- [Materials provided]:
-------------------------

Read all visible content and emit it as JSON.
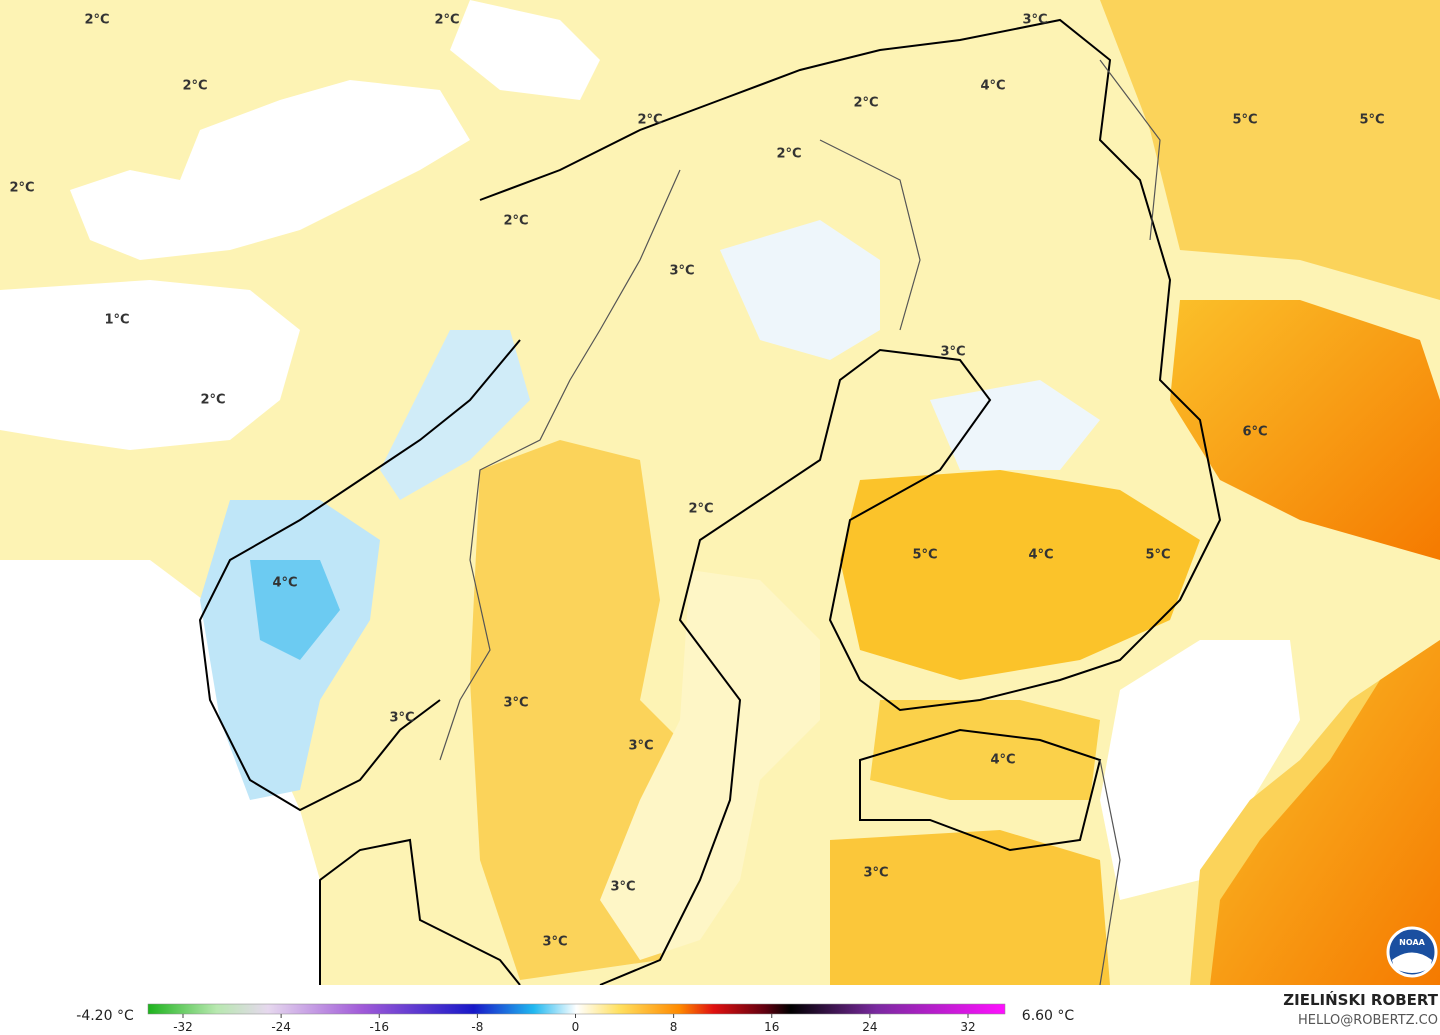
{
  "map": {
    "labels": [
      "2°C",
      "2°C",
      "3°C",
      "2°C",
      "4°C",
      "2°C",
      "2°C",
      "5°C",
      "5°C",
      "2°C",
      "2°C",
      "2°C",
      "3°C",
      "1°C",
      "3°C",
      "2°C",
      "6°C",
      "2°C",
      "5°C",
      "4°C",
      "5°C",
      "4°C",
      "3°C",
      "3°C",
      "3°C",
      "4°C",
      "3°C",
      "3°C",
      "3°C"
    ]
  },
  "colorbar": {
    "min_label": "-4.20 °C",
    "max_label": "6.60 °C",
    "ticks": [
      "-32",
      "-24",
      "-16",
      "-8",
      "0",
      "8",
      "16",
      "24",
      "32"
    ]
  },
  "credit": {
    "author": "ZIELIŃSKI ROBERT",
    "email": "HELLO@ROBERTZ.CO",
    "logo": "NOAA"
  }
}
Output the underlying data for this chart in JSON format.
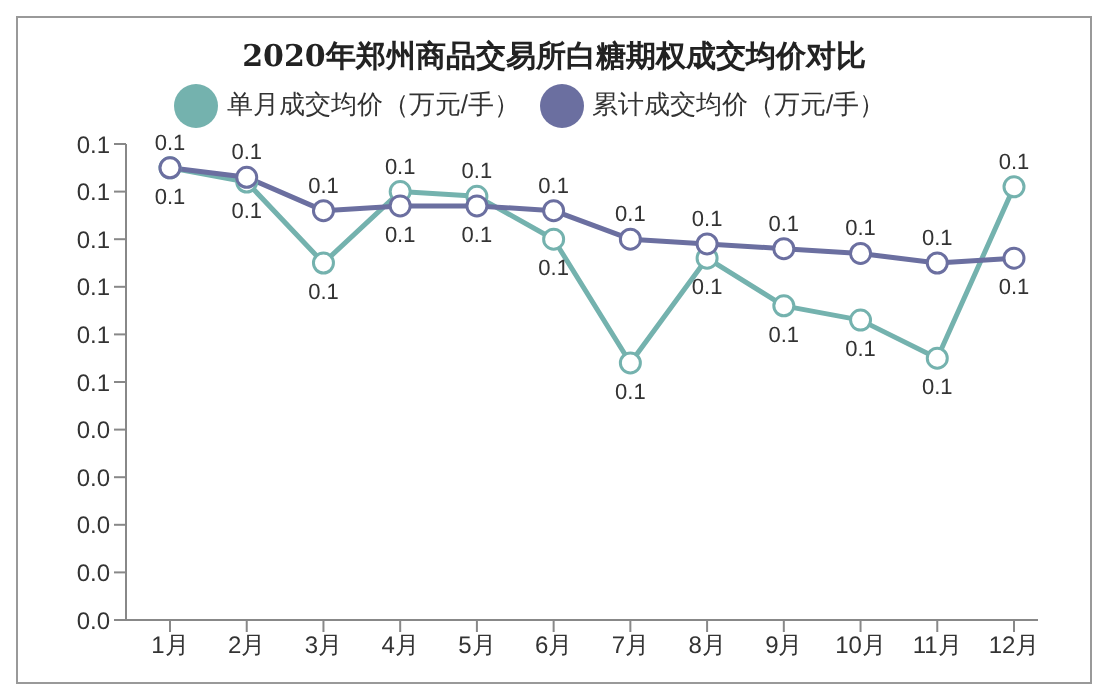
{
  "chart_data": {
    "type": "line",
    "title": "2020年郑州商品交易所白糖期权成交均价对比",
    "categories": [
      "1月",
      "2月",
      "3月",
      "4月",
      "5月",
      "6月",
      "7月",
      "8月",
      "9月",
      "10月",
      "11月",
      "12月"
    ],
    "series": [
      {
        "name": "单月成交均价（万元/手）",
        "color": "#74b2ae",
        "values": [
          0.095,
          0.092,
          0.075,
          0.09,
          0.089,
          0.08,
          0.054,
          0.076,
          0.066,
          0.063,
          0.055,
          0.091
        ],
        "value_labels": [
          "0.1",
          "0.1",
          "0.1",
          "0.1",
          "0.1",
          "0.1",
          "0.1",
          "0.1",
          "0.1",
          "0.1",
          "0.1",
          "0.1"
        ]
      },
      {
        "name": "累计成交均价（万元/手）",
        "color": "#6b6fa0",
        "values": [
          0.095,
          0.093,
          0.086,
          0.087,
          0.087,
          0.086,
          0.08,
          0.079,
          0.078,
          0.077,
          0.075,
          0.076
        ],
        "value_labels": [
          "0.1",
          "0.1",
          "0.1",
          "0.1",
          "0.1",
          "0.1",
          "0.1",
          "0.1",
          "0.1",
          "0.1",
          "0.1",
          "0.1"
        ]
      }
    ],
    "ylim": [
      0,
      0.1
    ],
    "yticks": [
      {
        "value": 0,
        "label": "0.0"
      },
      {
        "value": 0.01,
        "label": "0.0"
      },
      {
        "value": 0.02,
        "label": "0.0"
      },
      {
        "value": 0.03,
        "label": "0.0"
      },
      {
        "value": 0.04,
        "label": "0.0"
      },
      {
        "value": 0.05,
        "label": "0.1"
      },
      {
        "value": 0.06,
        "label": "0.1"
      },
      {
        "value": 0.07,
        "label": "0.1"
      },
      {
        "value": 0.08,
        "label": "0.1"
      },
      {
        "value": 0.09,
        "label": "0.1"
      },
      {
        "value": 0.1,
        "label": "0.1"
      }
    ],
    "grid": false,
    "legend": "top",
    "marker": "circle",
    "line_style": "solid"
  }
}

-------------------------

- [Directions for this task]:
Copy the material above exactly and drop the pictures.

- [Result of the task]:
Read all visible content and emit it as JSON.
{
  "map": {
    "labels": [
      "2°C",
      "2°C",
      "3°C",
      "2°C",
      "4°C",
      "2°C",
      "2°C",
      "5°C",
      "5°C",
      "2°C",
      "2°C",
      "2°C",
      "3°C",
      "1°C",
      "3°C",
      "2°C",
      "6°C",
      "2°C",
      "5°C",
      "4°C",
      "5°C",
      "4°C",
      "3°C",
      "3°C",
      "3°C",
      "4°C",
      "3°C",
      "3°C",
      "3°C"
    ]
  },
  "colorbar": {
    "min_label": "-4.20 °C",
    "max_label": "6.60 °C",
    "ticks": [
      "-32",
      "-24",
      "-16",
      "-8",
      "0",
      "8",
      "16",
      "24",
      "32"
    ]
  },
  "credit": {
    "author": "ZIELIŃSKI ROBERT",
    "email": "HELLO@ROBERTZ.CO",
    "logo": "NOAA"
  }
}
Output the underlying data for this chart in JSON format.
{
  "chart_data": {
    "type": "line",
    "title": "2020年郑州商品交易所白糖期权成交均价对比",
    "categories": [
      "1月",
      "2月",
      "3月",
      "4月",
      "5月",
      "6月",
      "7月",
      "8月",
      "9月",
      "10月",
      "11月",
      "12月"
    ],
    "series": [
      {
        "name": "单月成交均价（万元/手）",
        "color": "#74b2ae",
        "values": [
          0.095,
          0.092,
          0.075,
          0.09,
          0.089,
          0.08,
          0.054,
          0.076,
          0.066,
          0.063,
          0.055,
          0.091
        ],
        "value_labels": [
          "0.1",
          "0.1",
          "0.1",
          "0.1",
          "0.1",
          "0.1",
          "0.1",
          "0.1",
          "0.1",
          "0.1",
          "0.1",
          "0.1"
        ]
      },
      {
        "name": "累计成交均价（万元/手）",
        "color": "#6b6fa0",
        "values": [
          0.095,
          0.093,
          0.086,
          0.087,
          0.087,
          0.086,
          0.08,
          0.079,
          0.078,
          0.077,
          0.075,
          0.076
        ],
        "value_labels": [
          "0.1",
          "0.1",
          "0.1",
          "0.1",
          "0.1",
          "0.1",
          "0.1",
          "0.1",
          "0.1",
          "0.1",
          "0.1",
          "0.1"
        ]
      }
    ],
    "ylim": [
      0,
      0.1
    ],
    "yticks": [
      {
        "value": 0,
        "label": "0.0"
      },
      {
        "value": 0.01,
        "label": "0.0"
      },
      {
        "value": 0.02,
        "label": "0.0"
      },
      {
        "value": 0.03,
        "label": "0.0"
      },
      {
        "value": 0.04,
        "label": "0.0"
      },
      {
        "value": 0.05,
        "label": "0.1"
      },
      {
        "value": 0.06,
        "label": "0.1"
      },
      {
        "value": 0.07,
        "label": "0.1"
      },
      {
        "value": 0.08,
        "label": "0.1"
      },
      {
        "value": 0.09,
        "label": "0.1"
      },
      {
        "value": 0.1,
        "label": "0.1"
      }
    ],
    "grid": false,
    "legend": "top",
    "marker": "circle",
    "line_style": "solid"
  }
}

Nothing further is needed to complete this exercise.